> _To be done_: Each record that follows should be repeated exactly, minus any images.

— START OF Data lines —

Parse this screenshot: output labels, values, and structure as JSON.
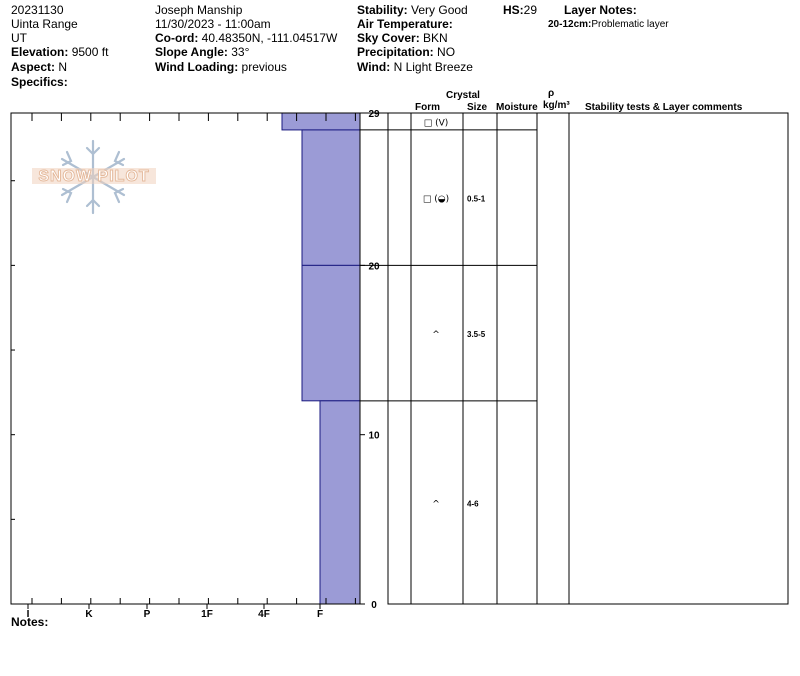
{
  "header": {
    "date": "20231130",
    "range": "Uinta Range",
    "state": "UT",
    "elevation_label": "Elevation:",
    "elevation_value": "9500 ft",
    "aspect_label": "Aspect:",
    "aspect_value": "N",
    "specifics_label": "Specifics:",
    "observer": "Joseph Manship",
    "datetime": "11/30/2023 - 11:00am",
    "coord_label": "Co-ord:",
    "coord_value": "40.48350N, -111.04517W",
    "slope_label": "Slope Angle:",
    "slope_value": "33°",
    "wind_loading_label": "Wind Loading:",
    "wind_loading_value": "previous",
    "stability_label": "Stability:",
    "stability_value": "Very Good",
    "air_temp_label": "Air Temperature:",
    "air_temp_value": "",
    "sky_label": "Sky Cover:",
    "sky_value": "BKN",
    "precip_label": "Precipitation:",
    "precip_value": "NO",
    "wind_label": "Wind:",
    "wind_value": "N Light Breeze",
    "hs_label": "HS:",
    "hs_value": "29",
    "layer_notes_label": "Layer Notes:",
    "layer_note_range": "20-12cm:",
    "layer_note_text": "Problematic layer"
  },
  "logo_text": "SNOW PILOT",
  "notes_label": "Notes:",
  "columns": {
    "crystal": "Crystal",
    "form": "Form",
    "size": "Size",
    "moisture": "Moisture",
    "rho": "ρ",
    "density_unit": "kg/m³",
    "stability": "Stability tests & Layer comments"
  },
  "colors": {
    "layer_fill": "#9b9bd6",
    "layer_stroke": "#1a1a80"
  },
  "chart_data": {
    "type": "bar",
    "y_axis": {
      "min": 0,
      "max": 29,
      "ticks": [
        0,
        10,
        20,
        29
      ]
    },
    "hardness_scale": [
      "I",
      "K",
      "P",
      "1F",
      "4F",
      "F"
    ],
    "layers": [
      {
        "top": 29,
        "bottom": 28,
        "hardness": "4F-"
      },
      {
        "top": 28,
        "bottom": 20,
        "hardness": "F+"
      },
      {
        "top": 20,
        "bottom": 12,
        "hardness": "F+"
      },
      {
        "top": 12,
        "bottom": 0,
        "hardness": "F"
      }
    ],
    "crystal_rows": [
      {
        "form": "□ (V)",
        "size": ""
      },
      {
        "form": "□ (◒)",
        "size": "0.5-1"
      },
      {
        "form": "^",
        "size": "3.5-5"
      },
      {
        "form": "^",
        "size": "4-6"
      }
    ]
  }
}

— END OF Data lines —

> _Response to this exercise_:
Parse this screenshot: output labels, values, and structure as JSON.
{
  "header": {
    "date": "20231130",
    "range": "Uinta Range",
    "state": "UT",
    "elevation_label": "Elevation:",
    "elevation_value": "9500 ft",
    "aspect_label": "Aspect:",
    "aspect_value": "N",
    "specifics_label": "Specifics:",
    "observer": "Joseph Manship",
    "datetime": "11/30/2023 - 11:00am",
    "coord_label": "Co-ord:",
    "coord_value": "40.48350N, -111.04517W",
    "slope_label": "Slope Angle:",
    "slope_value": "33°",
    "wind_loading_label": "Wind Loading:",
    "wind_loading_value": "previous",
    "stability_label": "Stability:",
    "stability_value": "Very Good",
    "air_temp_label": "Air Temperature:",
    "air_temp_value": "",
    "sky_label": "Sky Cover:",
    "sky_value": "BKN",
    "precip_label": "Precipitation:",
    "precip_value": "NO",
    "wind_label": "Wind:",
    "wind_value": "N Light Breeze",
    "hs_label": "HS:",
    "hs_value": "29",
    "layer_notes_label": "Layer Notes:",
    "layer_note_range": "20-12cm:",
    "layer_note_text": "Problematic layer"
  },
  "logo_text": "SNOW PILOT",
  "notes_label": "Notes:",
  "columns": {
    "crystal": "Crystal",
    "form": "Form",
    "size": "Size",
    "moisture": "Moisture",
    "rho": "ρ",
    "density_unit": "kg/m³",
    "stability": "Stability tests & Layer comments"
  },
  "colors": {
    "layer_fill": "#9b9bd6",
    "layer_stroke": "#1a1a80"
  },
  "chart_data": {
    "type": "bar",
    "y_axis": {
      "min": 0,
      "max": 29,
      "ticks": [
        0,
        10,
        20,
        29
      ]
    },
    "hardness_scale": [
      "I",
      "K",
      "P",
      "1F",
      "4F",
      "F"
    ],
    "layers": [
      {
        "top": 29,
        "bottom": 28,
        "hardness": "4F-"
      },
      {
        "top": 28,
        "bottom": 20,
        "hardness": "F+"
      },
      {
        "top": 20,
        "bottom": 12,
        "hardness": "F+"
      },
      {
        "top": 12,
        "bottom": 0,
        "hardness": "F"
      }
    ],
    "crystal_rows": [
      {
        "form": "□ (V)",
        "size": ""
      },
      {
        "form": "□ (◒)",
        "size": "0.5-1"
      },
      {
        "form": "^",
        "size": "3.5-5"
      },
      {
        "form": "^",
        "size": "4-6"
      }
    ]
  }
}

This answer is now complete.